Job:
Would you write out the entries below, every one of them, exactly?

[Stored data]
※
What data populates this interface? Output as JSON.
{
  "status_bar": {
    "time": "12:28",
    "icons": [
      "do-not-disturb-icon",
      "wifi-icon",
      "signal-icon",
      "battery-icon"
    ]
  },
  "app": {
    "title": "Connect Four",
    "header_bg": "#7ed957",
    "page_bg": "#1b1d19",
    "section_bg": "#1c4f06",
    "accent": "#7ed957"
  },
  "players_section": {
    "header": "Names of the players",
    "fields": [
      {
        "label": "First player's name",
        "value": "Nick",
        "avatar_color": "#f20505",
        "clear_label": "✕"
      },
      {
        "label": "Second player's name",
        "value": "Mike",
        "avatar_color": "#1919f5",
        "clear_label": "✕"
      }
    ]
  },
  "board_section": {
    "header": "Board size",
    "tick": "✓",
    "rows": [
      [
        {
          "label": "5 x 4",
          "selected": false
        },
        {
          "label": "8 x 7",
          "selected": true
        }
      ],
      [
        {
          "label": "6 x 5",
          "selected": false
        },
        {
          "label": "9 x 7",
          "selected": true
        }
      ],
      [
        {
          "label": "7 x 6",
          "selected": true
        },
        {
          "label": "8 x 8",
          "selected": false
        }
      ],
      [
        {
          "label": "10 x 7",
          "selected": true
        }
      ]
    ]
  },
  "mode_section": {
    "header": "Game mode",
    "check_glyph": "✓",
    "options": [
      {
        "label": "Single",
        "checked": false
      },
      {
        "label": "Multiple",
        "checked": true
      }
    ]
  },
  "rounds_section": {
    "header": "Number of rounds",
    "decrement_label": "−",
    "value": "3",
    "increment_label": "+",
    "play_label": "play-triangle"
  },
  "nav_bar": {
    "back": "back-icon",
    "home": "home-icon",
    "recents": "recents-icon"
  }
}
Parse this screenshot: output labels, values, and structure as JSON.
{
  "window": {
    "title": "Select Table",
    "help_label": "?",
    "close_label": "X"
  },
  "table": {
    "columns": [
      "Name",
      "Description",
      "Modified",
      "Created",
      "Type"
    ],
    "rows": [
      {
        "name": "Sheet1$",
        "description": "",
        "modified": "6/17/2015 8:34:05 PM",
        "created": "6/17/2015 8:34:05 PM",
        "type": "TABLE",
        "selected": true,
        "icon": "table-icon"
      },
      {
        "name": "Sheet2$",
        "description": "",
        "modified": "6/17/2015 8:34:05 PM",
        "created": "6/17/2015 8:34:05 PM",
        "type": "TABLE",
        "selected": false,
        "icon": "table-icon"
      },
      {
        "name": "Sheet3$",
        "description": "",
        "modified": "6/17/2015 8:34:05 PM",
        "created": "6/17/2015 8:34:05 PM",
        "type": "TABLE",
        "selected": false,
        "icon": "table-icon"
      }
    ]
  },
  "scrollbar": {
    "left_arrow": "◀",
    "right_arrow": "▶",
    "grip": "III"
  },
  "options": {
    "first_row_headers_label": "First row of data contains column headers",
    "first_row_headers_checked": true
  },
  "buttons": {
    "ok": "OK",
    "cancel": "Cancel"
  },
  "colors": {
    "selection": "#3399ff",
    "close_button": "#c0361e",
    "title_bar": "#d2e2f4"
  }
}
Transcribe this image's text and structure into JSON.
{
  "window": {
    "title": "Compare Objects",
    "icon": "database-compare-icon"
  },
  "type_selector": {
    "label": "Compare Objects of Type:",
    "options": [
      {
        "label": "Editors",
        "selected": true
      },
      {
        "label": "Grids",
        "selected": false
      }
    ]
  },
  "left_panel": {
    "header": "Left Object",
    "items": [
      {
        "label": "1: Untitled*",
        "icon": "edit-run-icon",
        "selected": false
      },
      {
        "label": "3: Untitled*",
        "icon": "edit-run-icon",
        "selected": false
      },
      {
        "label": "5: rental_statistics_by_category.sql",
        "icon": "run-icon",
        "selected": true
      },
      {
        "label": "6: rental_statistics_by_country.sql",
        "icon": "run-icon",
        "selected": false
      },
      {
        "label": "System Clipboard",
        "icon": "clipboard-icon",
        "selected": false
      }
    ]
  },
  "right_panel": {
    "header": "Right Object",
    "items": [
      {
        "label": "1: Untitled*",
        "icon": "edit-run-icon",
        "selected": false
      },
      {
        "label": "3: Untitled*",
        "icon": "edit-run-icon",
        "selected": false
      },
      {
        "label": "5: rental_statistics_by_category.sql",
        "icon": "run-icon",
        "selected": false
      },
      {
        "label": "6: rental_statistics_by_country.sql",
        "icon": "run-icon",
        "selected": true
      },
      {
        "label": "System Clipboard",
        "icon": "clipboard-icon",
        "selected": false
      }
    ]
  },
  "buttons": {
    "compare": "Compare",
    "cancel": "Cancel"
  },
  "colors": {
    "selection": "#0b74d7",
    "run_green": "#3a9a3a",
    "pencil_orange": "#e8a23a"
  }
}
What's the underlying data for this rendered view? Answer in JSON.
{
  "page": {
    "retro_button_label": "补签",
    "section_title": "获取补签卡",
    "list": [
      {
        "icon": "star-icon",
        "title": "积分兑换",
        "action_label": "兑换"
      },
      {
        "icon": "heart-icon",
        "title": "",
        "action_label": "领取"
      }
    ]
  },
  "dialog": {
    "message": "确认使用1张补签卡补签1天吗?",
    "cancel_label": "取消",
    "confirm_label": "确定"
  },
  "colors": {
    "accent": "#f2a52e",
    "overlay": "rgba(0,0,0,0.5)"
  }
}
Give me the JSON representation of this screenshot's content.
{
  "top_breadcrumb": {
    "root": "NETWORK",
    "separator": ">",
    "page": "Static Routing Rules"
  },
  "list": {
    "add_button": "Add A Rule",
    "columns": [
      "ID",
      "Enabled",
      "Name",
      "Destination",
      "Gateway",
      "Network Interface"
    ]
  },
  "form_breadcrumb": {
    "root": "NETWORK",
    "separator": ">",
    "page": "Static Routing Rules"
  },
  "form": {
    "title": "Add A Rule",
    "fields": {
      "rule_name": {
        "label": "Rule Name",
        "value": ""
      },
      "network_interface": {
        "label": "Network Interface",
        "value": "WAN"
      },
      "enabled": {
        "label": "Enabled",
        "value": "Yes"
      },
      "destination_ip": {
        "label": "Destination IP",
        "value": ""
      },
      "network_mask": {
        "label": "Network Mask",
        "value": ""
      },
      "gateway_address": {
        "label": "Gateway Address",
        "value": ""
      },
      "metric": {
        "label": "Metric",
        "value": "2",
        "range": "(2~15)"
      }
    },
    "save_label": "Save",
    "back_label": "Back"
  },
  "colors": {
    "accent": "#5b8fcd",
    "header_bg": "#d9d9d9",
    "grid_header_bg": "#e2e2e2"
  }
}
※
Solution to this task:
What data populates this interface? Output as JSON.
{
  "status_bar": {
    "time": "12:28",
    "icons": [
      "do-not-disturb-icon",
      "wifi-icon",
      "signal-icon",
      "battery-icon"
    ]
  },
  "app": {
    "title": "Connect Four",
    "header_bg": "#7ed957",
    "page_bg": "#1b1d19",
    "section_bg": "#1c4f06",
    "accent": "#7ed957"
  },
  "players_section": {
    "header": "Names of the players",
    "fields": [
      {
        "label": "First player's name",
        "value": "Nick",
        "avatar_color": "#f20505",
        "clear_label": "✕"
      },
      {
        "label": "Second player's name",
        "value": "Mike",
        "avatar_color": "#1919f5",
        "clear_label": "✕"
      }
    ]
  },
  "board_section": {
    "header": "Board size",
    "tick": "✓",
    "rows": [
      [
        {
          "label": "5 x 4",
          "selected": false
        },
        {
          "label": "8 x 7",
          "selected": true
        }
      ],
      [
        {
          "label": "6 x 5",
          "selected": false
        },
        {
          "label": "9 x 7",
          "selected": true
        }
      ],
      [
        {
          "label": "7 x 6",
          "selected": true
        },
        {
          "label": "8 x 8",
          "selected": false
        }
      ],
      [
        {
          "label": "10 x 7",
          "selected": true
        }
      ]
    ]
  },
  "mode_section": {
    "header": "Game mode",
    "check_glyph": "✓",
    "options": [
      {
        "label": "Single",
        "checked": false
      },
      {
        "label": "Multiple",
        "checked": true
      }
    ]
  },
  "rounds_section": {
    "header": "Number of rounds",
    "decrement_label": "−",
    "value": "3",
    "increment_label": "+",
    "play_label": "play-triangle"
  },
  "nav_bar": {
    "back": "back-icon",
    "home": "home-icon",
    "recents": "recents-icon"
  }
}
Parse this screenshot: output labels, values, and structure as JSON.
{
  "window": {
    "title": "Select Table",
    "help_label": "?",
    "close_label": "X"
  },
  "table": {
    "columns": [
      "Name",
      "Description",
      "Modified",
      "Created",
      "Type"
    ],
    "rows": [
      {
        "name": "Sheet1$",
        "description": "",
        "modified": "6/17/2015 8:34:05 PM",
        "created": "6/17/2015 8:34:05 PM",
        "type": "TABLE",
        "selected": true,
        "icon": "table-icon"
      },
      {
        "name": "Sheet2$",
        "description": "",
        "modified": "6/17/2015 8:34:05 PM",
        "created": "6/17/2015 8:34:05 PM",
        "type": "TABLE",
        "selected": false,
        "icon": "table-icon"
      },
      {
        "name": "Sheet3$",
        "description": "",
        "modified": "6/17/2015 8:34:05 PM",
        "created": "6/17/2015 8:34:05 PM",
        "type": "TABLE",
        "selected": false,
        "icon": "table-icon"
      }
    ]
  },
  "scrollbar": {
    "left_arrow": "◀",
    "right_arrow": "▶",
    "grip": "III"
  },
  "options": {
    "first_row_headers_label": "First row of data contains column headers",
    "first_row_headers_checked": true
  },
  "buttons": {
    "ok": "OK",
    "cancel": "Cancel"
  },
  "colors": {
    "selection": "#3399ff",
    "close_button": "#c0361e",
    "title_bar": "#d2e2f4"
  }
}
Transcribe this image's text and structure into JSON.
{
  "window": {
    "title": "Compare Objects",
    "icon": "database-compare-icon"
  },
  "type_selector": {
    "label": "Compare Objects of Type:",
    "options": [
      {
        "label": "Editors",
        "selected": true
      },
      {
        "label": "Grids",
        "selected": false
      }
    ]
  },
  "left_panel": {
    "header": "Left Object",
    "items": [
      {
        "label": "1: Untitled*",
        "icon": "edit-run-icon",
        "selected": false
      },
      {
        "label": "3: Untitled*",
        "icon": "edit-run-icon",
        "selected": false
      },
      {
        "label": "5: rental_statistics_by_category.sql",
        "icon": "run-icon",
        "selected": true
      },
      {
        "label": "6: rental_statistics_by_country.sql",
        "icon": "run-icon",
        "selected": false
      },
      {
        "label": "System Clipboard",
        "icon": "clipboard-icon",
        "selected": false
      }
    ]
  },
  "right_panel": {
    "header": "Right Object",
    "items": [
      {
        "label": "1: Untitled*",
        "icon": "edit-run-icon",
        "selected": false
      },
      {
        "label": "3: Untitled*",
        "icon": "edit-run-icon",
        "selected": false
      },
      {
        "label": "5: rental_statistics_by_category.sql",
        "icon": "run-icon",
        "selected": false
      },
      {
        "label": "6: rental_statistics_by_country.sql",
        "icon": "run-icon",
        "selected": true
      },
      {
        "label": "System Clipboard",
        "icon": "clipboard-icon",
        "selected": false
      }
    ]
  },
  "buttons": {
    "compare": "Compare",
    "cancel": "Cancel"
  },
  "colors": {
    "selection": "#0b74d7",
    "run_green": "#3a9a3a",
    "pencil_orange": "#e8a23a"
  }
}
What's the underlying data for this rendered view? Answer in JSON.
{
  "page": {
    "retro_button_label": "补签",
    "section_title": "获取补签卡",
    "list": [
      {
        "icon": "star-icon",
        "title": "积分兑换",
        "action_label": "兑换"
      },
      {
        "icon": "heart-icon",
        "title": "",
        "action_label": "领取"
      }
    ]
  },
  "dialog": {
    "message": "确认使用1张补签卡补签1天吗?",
    "cancel_label": "取消",
    "confirm_label": "确定"
  },
  "colors": {
    "accent": "#f2a52e",
    "overlay": "rgba(0,0,0,0.5)"
  }
}
Give me the JSON representation of this screenshot's content.
{
  "top_breadcrumb": {
    "root": "NETWORK",
    "separator": ">",
    "page": "Static Routing Rules"
  },
  "list": {
    "add_button": "Add A Rule",
    "columns": [
      "ID",
      "Enabled",
      "Name",
      "Destination",
      "Gateway",
      "Network Interface"
    ]
  },
  "form_breadcrumb": {
    "root": "NETWORK",
    "separator": ">",
    "page": "Static Routing Rules"
  },
  "form": {
    "title": "Add A Rule",
    "fields": {
      "rule_name": {
        "label": "Rule Name",
        "value": ""
      },
      "network_interface": {
        "label": "Network Interface",
        "value": "WAN"
      },
      "enabled": {
        "label": "Enabled",
        "value": "Yes"
      },
      "destination_ip": {
        "label": "Destination IP",
        "value": ""
      },
      "network_mask": {
        "label": "Network Mask",
        "value": ""
      },
      "gateway_address": {
        "label": "Gateway Address",
        "value": ""
      },
      "metric": {
        "label": "Metric",
        "value": "2",
        "range": "(2~15)"
      }
    },
    "save_label": "Save",
    "back_label": "Back"
  },
  "colors": {
    "accent": "#5b8fcd",
    "header_bg": "#d9d9d9",
    "grid_header_bg": "#e2e2e2"
  }
}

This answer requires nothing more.